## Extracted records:
— START —

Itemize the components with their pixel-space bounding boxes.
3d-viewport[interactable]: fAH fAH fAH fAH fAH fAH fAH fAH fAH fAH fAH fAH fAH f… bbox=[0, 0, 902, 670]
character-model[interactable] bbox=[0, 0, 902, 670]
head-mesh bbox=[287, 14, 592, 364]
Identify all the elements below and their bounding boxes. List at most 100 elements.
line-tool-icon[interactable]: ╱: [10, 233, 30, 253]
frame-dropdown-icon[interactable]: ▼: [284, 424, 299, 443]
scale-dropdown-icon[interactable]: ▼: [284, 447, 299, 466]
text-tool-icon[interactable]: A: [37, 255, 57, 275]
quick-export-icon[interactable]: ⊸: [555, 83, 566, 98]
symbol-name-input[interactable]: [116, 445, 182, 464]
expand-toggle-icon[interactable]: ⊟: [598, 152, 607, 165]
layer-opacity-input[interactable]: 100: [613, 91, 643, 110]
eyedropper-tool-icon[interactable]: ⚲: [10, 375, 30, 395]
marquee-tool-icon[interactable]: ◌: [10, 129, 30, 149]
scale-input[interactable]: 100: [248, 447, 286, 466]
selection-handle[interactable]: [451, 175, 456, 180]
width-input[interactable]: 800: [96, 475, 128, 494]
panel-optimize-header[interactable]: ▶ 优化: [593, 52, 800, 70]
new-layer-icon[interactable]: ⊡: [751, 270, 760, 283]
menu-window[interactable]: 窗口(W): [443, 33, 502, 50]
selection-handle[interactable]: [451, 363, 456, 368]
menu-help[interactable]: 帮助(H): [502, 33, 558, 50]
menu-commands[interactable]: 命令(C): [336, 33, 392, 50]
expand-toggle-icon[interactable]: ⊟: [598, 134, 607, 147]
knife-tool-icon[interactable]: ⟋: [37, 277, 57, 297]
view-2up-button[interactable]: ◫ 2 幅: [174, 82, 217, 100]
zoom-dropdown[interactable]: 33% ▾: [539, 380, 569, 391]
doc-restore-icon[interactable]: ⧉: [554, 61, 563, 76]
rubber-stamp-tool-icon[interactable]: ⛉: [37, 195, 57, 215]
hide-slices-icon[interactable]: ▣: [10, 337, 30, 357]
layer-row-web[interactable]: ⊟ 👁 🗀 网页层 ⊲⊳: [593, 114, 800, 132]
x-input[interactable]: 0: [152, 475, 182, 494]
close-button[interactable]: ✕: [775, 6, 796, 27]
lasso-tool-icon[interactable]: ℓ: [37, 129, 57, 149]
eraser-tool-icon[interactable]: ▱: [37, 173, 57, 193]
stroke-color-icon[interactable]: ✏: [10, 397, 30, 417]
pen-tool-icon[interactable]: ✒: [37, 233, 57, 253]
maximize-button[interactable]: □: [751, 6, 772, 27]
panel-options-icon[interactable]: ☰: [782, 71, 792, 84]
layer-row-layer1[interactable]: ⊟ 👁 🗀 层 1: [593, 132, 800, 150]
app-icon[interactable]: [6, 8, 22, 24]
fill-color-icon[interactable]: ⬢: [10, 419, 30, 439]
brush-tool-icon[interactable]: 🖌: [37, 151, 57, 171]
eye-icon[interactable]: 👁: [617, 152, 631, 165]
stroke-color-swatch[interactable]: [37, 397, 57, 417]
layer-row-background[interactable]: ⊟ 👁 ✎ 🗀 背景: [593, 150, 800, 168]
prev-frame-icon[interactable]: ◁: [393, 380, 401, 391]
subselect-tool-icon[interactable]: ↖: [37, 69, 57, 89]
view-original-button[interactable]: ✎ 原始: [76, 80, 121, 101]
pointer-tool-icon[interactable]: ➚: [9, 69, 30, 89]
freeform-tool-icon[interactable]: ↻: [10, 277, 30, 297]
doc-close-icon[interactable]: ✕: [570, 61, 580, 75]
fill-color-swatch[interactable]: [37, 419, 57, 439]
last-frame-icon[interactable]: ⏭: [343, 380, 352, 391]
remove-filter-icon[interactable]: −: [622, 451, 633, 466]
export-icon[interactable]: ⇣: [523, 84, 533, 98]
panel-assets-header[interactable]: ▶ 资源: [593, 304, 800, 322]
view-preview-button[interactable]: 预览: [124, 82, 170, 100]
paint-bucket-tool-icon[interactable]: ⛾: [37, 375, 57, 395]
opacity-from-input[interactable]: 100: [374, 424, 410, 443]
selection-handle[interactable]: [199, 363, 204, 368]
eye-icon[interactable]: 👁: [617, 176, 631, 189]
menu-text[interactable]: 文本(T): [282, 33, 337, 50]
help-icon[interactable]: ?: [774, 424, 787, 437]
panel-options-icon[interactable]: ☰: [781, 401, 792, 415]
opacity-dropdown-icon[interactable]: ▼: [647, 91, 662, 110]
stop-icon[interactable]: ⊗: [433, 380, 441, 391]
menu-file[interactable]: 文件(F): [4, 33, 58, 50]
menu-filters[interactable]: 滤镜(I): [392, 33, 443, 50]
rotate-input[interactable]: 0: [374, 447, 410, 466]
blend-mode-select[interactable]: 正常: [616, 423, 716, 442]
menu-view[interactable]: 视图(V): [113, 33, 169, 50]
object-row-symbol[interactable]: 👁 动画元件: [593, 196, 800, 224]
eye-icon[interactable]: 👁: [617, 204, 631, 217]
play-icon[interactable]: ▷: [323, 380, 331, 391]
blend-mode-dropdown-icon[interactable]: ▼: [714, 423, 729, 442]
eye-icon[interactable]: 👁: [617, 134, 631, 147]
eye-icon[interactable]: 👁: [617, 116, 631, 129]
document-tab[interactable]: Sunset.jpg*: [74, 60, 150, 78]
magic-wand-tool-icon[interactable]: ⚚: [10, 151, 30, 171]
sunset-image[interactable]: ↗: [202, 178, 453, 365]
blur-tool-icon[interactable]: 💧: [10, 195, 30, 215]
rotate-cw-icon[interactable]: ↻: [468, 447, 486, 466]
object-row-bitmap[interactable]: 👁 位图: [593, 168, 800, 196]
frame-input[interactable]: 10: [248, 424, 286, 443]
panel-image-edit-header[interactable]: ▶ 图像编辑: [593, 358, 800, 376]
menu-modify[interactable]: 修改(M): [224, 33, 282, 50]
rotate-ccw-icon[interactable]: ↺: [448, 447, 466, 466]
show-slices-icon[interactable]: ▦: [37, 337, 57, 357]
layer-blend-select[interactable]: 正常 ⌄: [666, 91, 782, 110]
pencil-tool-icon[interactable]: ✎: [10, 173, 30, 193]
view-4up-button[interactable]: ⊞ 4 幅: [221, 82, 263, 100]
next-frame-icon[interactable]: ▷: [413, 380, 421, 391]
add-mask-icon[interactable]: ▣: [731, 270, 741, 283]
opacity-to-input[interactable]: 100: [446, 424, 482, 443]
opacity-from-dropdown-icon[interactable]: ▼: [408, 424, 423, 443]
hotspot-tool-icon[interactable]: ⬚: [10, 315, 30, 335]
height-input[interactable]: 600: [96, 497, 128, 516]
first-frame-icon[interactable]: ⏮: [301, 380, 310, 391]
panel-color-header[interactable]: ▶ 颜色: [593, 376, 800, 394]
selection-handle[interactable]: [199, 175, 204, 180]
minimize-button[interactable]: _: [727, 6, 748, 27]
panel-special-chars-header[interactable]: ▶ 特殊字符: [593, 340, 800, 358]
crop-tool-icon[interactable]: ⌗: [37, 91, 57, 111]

— END —

## Direction:
Write out all of the data above again, swapping every "selection-handle" for "resize-handle" and leaving everything else the same.

## Expected output:
Itemize the components with their pixel-space bounding boxes.
3d-viewport[interactable]: fAH fAH fAH fAH fAH fAH fAH fAH fAH fAH fAH fAH fAH f… bbox=[0, 0, 902, 670]
character-model[interactable] bbox=[0, 0, 902, 670]
head-mesh bbox=[287, 14, 592, 364]
Identify all the elements below and their bounding boxes. List at most 100 elements.
line-tool-icon[interactable]: ╱: [10, 233, 30, 253]
frame-dropdown-icon[interactable]: ▼: [284, 424, 299, 443]
scale-dropdown-icon[interactable]: ▼: [284, 447, 299, 466]
text-tool-icon[interactable]: A: [37, 255, 57, 275]
quick-export-icon[interactable]: ⊸: [555, 83, 566, 98]
symbol-name-input[interactable]: [116, 445, 182, 464]
expand-toggle-icon[interactable]: ⊟: [598, 152, 607, 165]
layer-opacity-input[interactable]: 100: [613, 91, 643, 110]
eyedropper-tool-icon[interactable]: ⚲: [10, 375, 30, 395]
marquee-tool-icon[interactable]: ◌: [10, 129, 30, 149]
scale-input[interactable]: 100: [248, 447, 286, 466]
resize-handle[interactable]: [451, 175, 456, 180]
width-input[interactable]: 800: [96, 475, 128, 494]
panel-optimize-header[interactable]: ▶ 优化: [593, 52, 800, 70]
new-layer-icon[interactable]: ⊡: [751, 270, 760, 283]
menu-window[interactable]: 窗口(W): [443, 33, 502, 50]
resize-handle[interactable]: [451, 363, 456, 368]
menu-help[interactable]: 帮助(H): [502, 33, 558, 50]
menu-commands[interactable]: 命令(C): [336, 33, 392, 50]
expand-toggle-icon[interactable]: ⊟: [598, 134, 607, 147]
knife-tool-icon[interactable]: ⟋: [37, 277, 57, 297]
view-2up-button[interactable]: ◫ 2 幅: [174, 82, 217, 100]
zoom-dropdown[interactable]: 33% ▾: [539, 380, 569, 391]
doc-restore-icon[interactable]: ⧉: [554, 61, 563, 76]
rubber-stamp-tool-icon[interactable]: ⛉: [37, 195, 57, 215]
hide-slices-icon[interactable]: ▣: [10, 337, 30, 357]
layer-row-web[interactable]: ⊟ 👁 🗀 网页层 ⊲⊳: [593, 114, 800, 132]
x-input[interactable]: 0: [152, 475, 182, 494]
close-button[interactable]: ✕: [775, 6, 796, 27]
lasso-tool-icon[interactable]: ℓ: [37, 129, 57, 149]
eraser-tool-icon[interactable]: ▱: [37, 173, 57, 193]
stroke-color-icon[interactable]: ✏: [10, 397, 30, 417]
pen-tool-icon[interactable]: ✒: [37, 233, 57, 253]
maximize-button[interactable]: □: [751, 6, 772, 27]
panel-options-icon[interactable]: ☰: [782, 71, 792, 84]
layer-row-layer1[interactable]: ⊟ 👁 🗀 层 1: [593, 132, 800, 150]
app-icon[interactable]: [6, 8, 22, 24]
fill-color-icon[interactable]: ⬢: [10, 419, 30, 439]
brush-tool-icon[interactable]: 🖌: [37, 151, 57, 171]
eye-icon[interactable]: 👁: [617, 152, 631, 165]
stroke-color-swatch[interactable]: [37, 397, 57, 417]
layer-row-background[interactable]: ⊟ 👁 ✎ 🗀 背景: [593, 150, 800, 168]
prev-frame-icon[interactable]: ◁: [393, 380, 401, 391]
subselect-tool-icon[interactable]: ↖: [37, 69, 57, 89]
view-original-button[interactable]: ✎ 原始: [76, 80, 121, 101]
pointer-tool-icon[interactable]: ➚: [9, 69, 30, 89]
freeform-tool-icon[interactable]: ↻: [10, 277, 30, 297]
doc-close-icon[interactable]: ✕: [570, 61, 580, 75]
fill-color-swatch[interactable]: [37, 419, 57, 439]
last-frame-icon[interactable]: ⏭: [343, 380, 352, 391]
remove-filter-icon[interactable]: −: [622, 451, 633, 466]
export-icon[interactable]: ⇣: [523, 84, 533, 98]
panel-assets-header[interactable]: ▶ 资源: [593, 304, 800, 322]
view-preview-button[interactable]: 预览: [124, 82, 170, 100]
paint-bucket-tool-icon[interactable]: ⛾: [37, 375, 57, 395]
opacity-from-input[interactable]: 100: [374, 424, 410, 443]
resize-handle[interactable]: [199, 363, 204, 368]
eye-icon[interactable]: 👁: [617, 176, 631, 189]
menu-text[interactable]: 文本(T): [282, 33, 337, 50]
help-icon[interactable]: ?: [774, 424, 787, 437]
panel-options-icon[interactable]: ☰: [781, 401, 792, 415]
opacity-dropdown-icon[interactable]: ▼: [647, 91, 662, 110]
stop-icon[interactable]: ⊗: [433, 380, 441, 391]
menu-file[interactable]: 文件(F): [4, 33, 58, 50]
menu-filters[interactable]: 滤镜(I): [392, 33, 443, 50]
rotate-input[interactable]: 0: [374, 447, 410, 466]
blend-mode-select[interactable]: 正常: [616, 423, 716, 442]
menu-view[interactable]: 视图(V): [113, 33, 169, 50]
object-row-symbol[interactable]: 👁 动画元件: [593, 196, 800, 224]
eye-icon[interactable]: 👁: [617, 204, 631, 217]
play-icon[interactable]: ▷: [323, 380, 331, 391]
blend-mode-dropdown-icon[interactable]: ▼: [714, 423, 729, 442]
eye-icon[interactable]: 👁: [617, 134, 631, 147]
eye-icon[interactable]: 👁: [617, 116, 631, 129]
document-tab[interactable]: Sunset.jpg*: [74, 60, 150, 78]
magic-wand-tool-icon[interactable]: ⚚: [10, 151, 30, 171]
sunset-image[interactable]: ↗: [202, 178, 453, 365]
blur-tool-icon[interactable]: 💧: [10, 195, 30, 215]
rotate-cw-icon[interactable]: ↻: [468, 447, 486, 466]
object-row-bitmap[interactable]: 👁 位图: [593, 168, 800, 196]
frame-input[interactable]: 10: [248, 424, 286, 443]
panel-image-edit-header[interactable]: ▶ 图像编辑: [593, 358, 800, 376]
menu-modify[interactable]: 修改(M): [224, 33, 282, 50]
rotate-ccw-icon[interactable]: ↺: [448, 447, 466, 466]
show-slices-icon[interactable]: ▦: [37, 337, 57, 357]
layer-blend-select[interactable]: 正常 ⌄: [666, 91, 782, 110]
pencil-tool-icon[interactable]: ✎: [10, 173, 30, 193]
view-4up-button[interactable]: ⊞ 4 幅: [221, 82, 263, 100]
next-frame-icon[interactable]: ▷: [413, 380, 421, 391]
add-mask-icon[interactable]: ▣: [731, 270, 741, 283]
opacity-to-input[interactable]: 100: [446, 424, 482, 443]
opacity-from-dropdown-icon[interactable]: ▼: [408, 424, 423, 443]
hotspot-tool-icon[interactable]: ⬚: [10, 315, 30, 335]
height-input[interactable]: 600: [96, 497, 128, 516]
first-frame-icon[interactable]: ⏮: [301, 380, 310, 391]
panel-color-header[interactable]: ▶ 颜色: [593, 376, 800, 394]
resize-handle[interactable]: [199, 175, 204, 180]
minimize-button[interactable]: _: [727, 6, 748, 27]
panel-special-chars-header[interactable]: ▶ 特殊字符: [593, 340, 800, 358]
crop-tool-icon[interactable]: ⌗: [37, 91, 57, 111]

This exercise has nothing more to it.